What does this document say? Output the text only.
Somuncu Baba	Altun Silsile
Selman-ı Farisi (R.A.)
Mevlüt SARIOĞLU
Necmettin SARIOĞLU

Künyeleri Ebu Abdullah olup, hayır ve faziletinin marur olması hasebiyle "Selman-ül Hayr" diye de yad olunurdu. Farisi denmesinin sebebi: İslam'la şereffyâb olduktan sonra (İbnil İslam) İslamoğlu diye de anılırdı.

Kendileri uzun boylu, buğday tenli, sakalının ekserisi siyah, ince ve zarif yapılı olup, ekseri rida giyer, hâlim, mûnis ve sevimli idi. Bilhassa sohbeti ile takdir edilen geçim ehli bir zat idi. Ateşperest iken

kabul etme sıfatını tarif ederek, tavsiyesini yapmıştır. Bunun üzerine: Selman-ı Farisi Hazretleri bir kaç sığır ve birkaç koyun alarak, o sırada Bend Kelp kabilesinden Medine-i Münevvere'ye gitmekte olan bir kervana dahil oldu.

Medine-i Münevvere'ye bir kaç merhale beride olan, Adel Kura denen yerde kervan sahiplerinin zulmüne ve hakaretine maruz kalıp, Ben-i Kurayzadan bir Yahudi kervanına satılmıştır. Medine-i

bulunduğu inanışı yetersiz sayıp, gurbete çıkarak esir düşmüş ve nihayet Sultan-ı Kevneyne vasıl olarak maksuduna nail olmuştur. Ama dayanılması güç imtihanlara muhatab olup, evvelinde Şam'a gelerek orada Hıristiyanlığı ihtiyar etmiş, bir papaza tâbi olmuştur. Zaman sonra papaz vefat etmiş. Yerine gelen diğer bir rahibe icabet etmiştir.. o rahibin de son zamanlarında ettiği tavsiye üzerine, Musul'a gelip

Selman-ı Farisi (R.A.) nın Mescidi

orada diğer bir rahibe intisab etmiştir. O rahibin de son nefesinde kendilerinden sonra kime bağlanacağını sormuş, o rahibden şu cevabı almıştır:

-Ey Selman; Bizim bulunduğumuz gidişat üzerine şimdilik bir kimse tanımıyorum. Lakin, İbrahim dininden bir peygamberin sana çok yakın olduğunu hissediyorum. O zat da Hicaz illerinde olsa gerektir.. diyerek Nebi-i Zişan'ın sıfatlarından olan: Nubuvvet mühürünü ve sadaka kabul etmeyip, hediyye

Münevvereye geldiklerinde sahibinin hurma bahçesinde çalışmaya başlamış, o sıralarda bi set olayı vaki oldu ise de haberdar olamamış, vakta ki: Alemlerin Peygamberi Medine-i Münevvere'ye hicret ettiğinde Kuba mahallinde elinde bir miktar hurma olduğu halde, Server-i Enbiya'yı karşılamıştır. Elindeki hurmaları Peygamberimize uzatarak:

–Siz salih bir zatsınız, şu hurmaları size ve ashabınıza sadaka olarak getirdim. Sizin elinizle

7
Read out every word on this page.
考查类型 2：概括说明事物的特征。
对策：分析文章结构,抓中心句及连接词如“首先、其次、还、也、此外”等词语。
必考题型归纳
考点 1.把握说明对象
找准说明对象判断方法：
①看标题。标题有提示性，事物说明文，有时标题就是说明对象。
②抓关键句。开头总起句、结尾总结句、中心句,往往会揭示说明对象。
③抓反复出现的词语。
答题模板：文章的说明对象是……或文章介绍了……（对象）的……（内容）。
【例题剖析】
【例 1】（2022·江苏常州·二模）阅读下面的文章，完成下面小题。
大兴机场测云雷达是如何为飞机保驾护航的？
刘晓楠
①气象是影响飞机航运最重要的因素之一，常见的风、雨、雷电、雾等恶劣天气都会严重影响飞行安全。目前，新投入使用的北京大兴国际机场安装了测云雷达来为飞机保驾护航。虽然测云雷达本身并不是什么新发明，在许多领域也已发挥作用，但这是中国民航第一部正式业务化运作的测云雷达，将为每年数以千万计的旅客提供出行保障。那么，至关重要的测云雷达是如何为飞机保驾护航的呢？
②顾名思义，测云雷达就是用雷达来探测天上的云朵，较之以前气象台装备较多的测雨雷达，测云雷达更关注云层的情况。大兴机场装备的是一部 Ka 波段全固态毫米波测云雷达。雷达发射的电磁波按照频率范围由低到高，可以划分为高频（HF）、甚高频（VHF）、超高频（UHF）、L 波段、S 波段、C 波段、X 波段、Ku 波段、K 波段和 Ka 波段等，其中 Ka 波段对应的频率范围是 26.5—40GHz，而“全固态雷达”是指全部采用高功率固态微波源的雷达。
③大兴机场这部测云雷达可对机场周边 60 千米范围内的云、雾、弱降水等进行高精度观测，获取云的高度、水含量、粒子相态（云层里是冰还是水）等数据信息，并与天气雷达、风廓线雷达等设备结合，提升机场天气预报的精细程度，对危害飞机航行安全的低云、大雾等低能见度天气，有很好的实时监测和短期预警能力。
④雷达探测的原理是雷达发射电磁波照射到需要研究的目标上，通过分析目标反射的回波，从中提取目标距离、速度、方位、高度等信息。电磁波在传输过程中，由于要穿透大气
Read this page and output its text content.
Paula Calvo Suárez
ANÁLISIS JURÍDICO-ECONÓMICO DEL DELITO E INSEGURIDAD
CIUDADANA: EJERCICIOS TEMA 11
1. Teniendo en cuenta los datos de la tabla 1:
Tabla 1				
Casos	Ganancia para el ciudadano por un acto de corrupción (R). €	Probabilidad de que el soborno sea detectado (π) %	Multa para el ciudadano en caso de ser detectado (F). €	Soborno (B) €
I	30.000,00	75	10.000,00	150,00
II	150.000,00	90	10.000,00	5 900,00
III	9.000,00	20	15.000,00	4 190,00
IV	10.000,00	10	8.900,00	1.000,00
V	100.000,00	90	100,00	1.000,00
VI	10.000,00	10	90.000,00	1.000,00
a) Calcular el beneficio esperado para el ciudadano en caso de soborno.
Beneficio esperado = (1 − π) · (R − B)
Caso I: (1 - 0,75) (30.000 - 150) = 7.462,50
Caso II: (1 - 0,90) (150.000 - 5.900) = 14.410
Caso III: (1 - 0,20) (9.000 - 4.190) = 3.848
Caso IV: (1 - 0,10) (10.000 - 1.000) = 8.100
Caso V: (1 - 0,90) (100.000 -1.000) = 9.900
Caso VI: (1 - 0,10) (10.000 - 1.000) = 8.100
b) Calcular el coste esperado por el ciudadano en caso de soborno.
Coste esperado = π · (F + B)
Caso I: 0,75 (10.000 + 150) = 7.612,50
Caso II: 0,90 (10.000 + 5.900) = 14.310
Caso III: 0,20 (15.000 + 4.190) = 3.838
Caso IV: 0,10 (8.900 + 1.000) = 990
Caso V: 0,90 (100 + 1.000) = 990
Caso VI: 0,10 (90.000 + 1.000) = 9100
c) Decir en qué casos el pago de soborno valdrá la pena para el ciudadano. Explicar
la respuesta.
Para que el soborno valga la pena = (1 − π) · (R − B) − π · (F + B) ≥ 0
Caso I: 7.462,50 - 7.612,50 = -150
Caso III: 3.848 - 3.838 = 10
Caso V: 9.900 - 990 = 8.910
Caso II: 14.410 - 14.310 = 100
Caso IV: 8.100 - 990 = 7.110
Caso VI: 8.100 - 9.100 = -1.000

• _Challenge_: Your task is to retype all the records above with nothing left out.

• _Correct output_:
What does this document say? Output the text only.
Somuncu Baba	Altun Silsile
Selman-ı Farisi (R.A.)
Mevlüt SARIOĞLU
Necmettin SARIOĞLU

Künyeleri Ebu Abdullah olup, hayır ve faziletinin marur olması hasebiyle "Selman-ül Hayr" diye de yad olunurdu. Farisi denmesinin sebebi: İslam'la şereffyâb olduktan sonra (İbnil İslam) İslamoğlu diye de anılırdı.

Kendileri uzun boylu, buğday tenli, sakalının ekserisi siyah, ince ve zarif yapılı olup, ekseri rida giyer, hâlim, mûnis ve sevimli idi. Bilhassa sohbeti ile takdir edilen geçim ehli bir zat idi. Ateşperest iken

kabul etme sıfatını tarif ederek, tavsiyesini yapmıştır. Bunun üzerine: Selman-ı Farisi Hazretleri bir kaç sığır ve birkaç koyun alarak, o sırada Bend Kelp kabilesinden Medine-i Münevvere'ye gitmekte olan bir kervana dahil oldu.

Medine-i Münevvere'ye bir kaç merhale beride olan, Adel Kura denen yerde kervan sahiplerinin zulmüne ve hakaretine maruz kalıp, Ben-i Kurayzadan bir Yahudi kervanına satılmıştır. Medine-i

bulunduğu inanışı yetersiz sayıp, gurbete çıkarak esir düşmüş ve nihayet Sultan-ı Kevneyne vasıl olarak maksuduna nail olmuştur. Ama dayanılması güç imtihanlara muhatab olup, evvelinde Şam'a gelerek orada Hıristiyanlığı ihtiyar etmiş, bir papaza tâbi olmuştur. Zaman sonra papaz vefat etmiş. Yerine gelen diğer bir rahibe icabet etmiştir.. o rahibin de son zamanlarında ettiği tavsiye üzerine, Musul'a gelip

Selman-ı Farisi (R.A.) nın Mescidi

orada diğer bir rahibe intisab etmiştir. O rahibin de son nefesinde kendilerinden sonra kime bağlanacağını sormuş, o rahibden şu cevabı almıştır:

-Ey Selman; Bizim bulunduğumuz gidişat üzerine şimdilik bir kimse tanımıyorum. Lakin, İbrahim dininden bir peygamberin sana çok yakın olduğunu hissediyorum. O zat da Hicaz illerinde olsa gerektir.. diyerek Nebi-i Zişan'ın sıfatlarından olan: Nubuvvet mühürünü ve sadaka kabul etmeyip, hediyye

Münevvereye geldiklerinde sahibinin hurma bahçesinde çalışmaya başlamış, o sıralarda bi set olayı vaki oldu ise de haberdar olamamış, vakta ki: Alemlerin Peygamberi Medine-i Münevvere'ye hicret ettiğinde Kuba mahallinde elinde bir miktar hurma olduğu halde, Server-i Enbiya'yı karşılamıştır. Elindeki hurmaları Peygamberimize uzatarak:

–Siz salih bir zatsınız, şu hurmaları size ve ashabınıza sadaka olarak getirdim. Sizin elinizle

7
Read out every word on this page.
考查类型 2：概括说明事物的特征。
对策：分析文章结构,抓中心句及连接词如“首先、其次、还、也、此外”等词语。
必考题型归纳
考点 1.把握说明对象
找准说明对象判断方法：
①看标题。标题有提示性，事物说明文，有时标题就是说明对象。
②抓关键句。开头总起句、结尾总结句、中心句,往往会揭示说明对象。
③抓反复出现的词语。
答题模板：文章的说明对象是……或文章介绍了……（对象）的……（内容）。
【例题剖析】
【例 1】（2022·江苏常州·二模）阅读下面的文章，完成下面小题。
大兴机场测云雷达是如何为飞机保驾护航的？
刘晓楠
①气象是影响飞机航运最重要的因素之一，常见的风、雨、雷电、雾等恶劣天气都会严重影响飞行安全。目前，新投入使用的北京大兴国际机场安装了测云雷达来为飞机保驾护航。虽然测云雷达本身并不是什么新发明，在许多领域也已发挥作用，但这是中国民航第一部正式业务化运作的测云雷达，将为每年数以千万计的旅客提供出行保障。那么，至关重要的测云雷达是如何为飞机保驾护航的呢？
②顾名思义，测云雷达就是用雷达来探测天上的云朵，较之以前气象台装备较多的测雨雷达，测云雷达更关注云层的情况。大兴机场装备的是一部 Ka 波段全固态毫米波测云雷达。雷达发射的电磁波按照频率范围由低到高，可以划分为高频（HF）、甚高频（VHF）、超高频（UHF）、L 波段、S 波段、C 波段、X 波段、Ku 波段、K 波段和 Ka 波段等，其中 Ka 波段对应的频率范围是 26.5—40GHz，而“全固态雷达”是指全部采用高功率固态微波源的雷达。
③大兴机场这部测云雷达可对机场周边 60 千米范围内的云、雾、弱降水等进行高精度观测，获取云的高度、水含量、粒子相态（云层里是冰还是水）等数据信息，并与天气雷达、风廓线雷达等设备结合，提升机场天气预报的精细程度，对危害飞机航行安全的低云、大雾等低能见度天气，有很好的实时监测和短期预警能力。
④雷达探测的原理是雷达发射电磁波照射到需要研究的目标上，通过分析目标反射的回波，从中提取目标距离、速度、方位、高度等信息。电磁波在传输过程中，由于要穿透大气
Read this page and output its text content.
Paula Calvo Suárez
ANÁLISIS JURÍDICO-ECONÓMICO DEL DELITO E INSEGURIDAD
CIUDADANA: EJERCICIOS TEMA 11
1. Teniendo en cuenta los datos de la tabla 1:
Tabla 1				
Casos	Ganancia para el ciudadano por un acto de corrupción (R). €	Probabilidad de que el soborno sea detectado (π) %	Multa para el ciudadano en caso de ser detectado (F). €	Soborno (B) €
I	30.000,00	75	10.000,00	150,00
II	150.000,00	90	10.000,00	5 900,00
III	9.000,00	20	15.000,00	4 190,00
IV	10.000,00	10	8.900,00	1.000,00
V	100.000,00	90	100,00	1.000,00
VI	10.000,00	10	90.000,00	1.000,00
a) Calcular el beneficio esperado para el ciudadano en caso de soborno.
Beneficio esperado = (1 − π) · (R − B)
Caso I: (1 - 0,75) (30.000 - 150) = 7.462,50
Caso II: (1 - 0,90) (150.000 - 5.900) = 14.410
Caso III: (1 - 0,20) (9.000 - 4.190) = 3.848
Caso IV: (1 - 0,10) (10.000 - 1.000) = 8.100
Caso V: (1 - 0,90) (100.000 -1.000) = 9.900
Caso VI: (1 - 0,10) (10.000 - 1.000) = 8.100
b) Calcular el coste esperado por el ciudadano en caso de soborno.
Coste esperado = π · (F + B)
Caso I: 0,75 (10.000 + 150) = 7.612,50
Caso II: 0,90 (10.000 + 5.900) = 14.310
Caso III: 0,20 (15.000 + 4.190) = 3.838
Caso IV: 0,10 (8.900 + 1.000) = 990
Caso V: 0,90 (100 + 1.000) = 990
Caso VI: 0,10 (90.000 + 1.000) = 9100
c) Decir en qué casos el pago de soborno valdrá la pena para el ciudadano. Explicar
la respuesta.
Para que el soborno valga la pena = (1 − π) · (R − B) − π · (F + B) ≥ 0
Caso I: 7.462,50 - 7.612,50 = -150
Caso III: 3.848 - 3.838 = 10
Caso V: 9.900 - 990 = 8.910
Caso II: 14.410 - 14.310 = 100
Caso IV: 8.100 - 990 = 7.110
Caso VI: 8.100 - 9.100 = -1.000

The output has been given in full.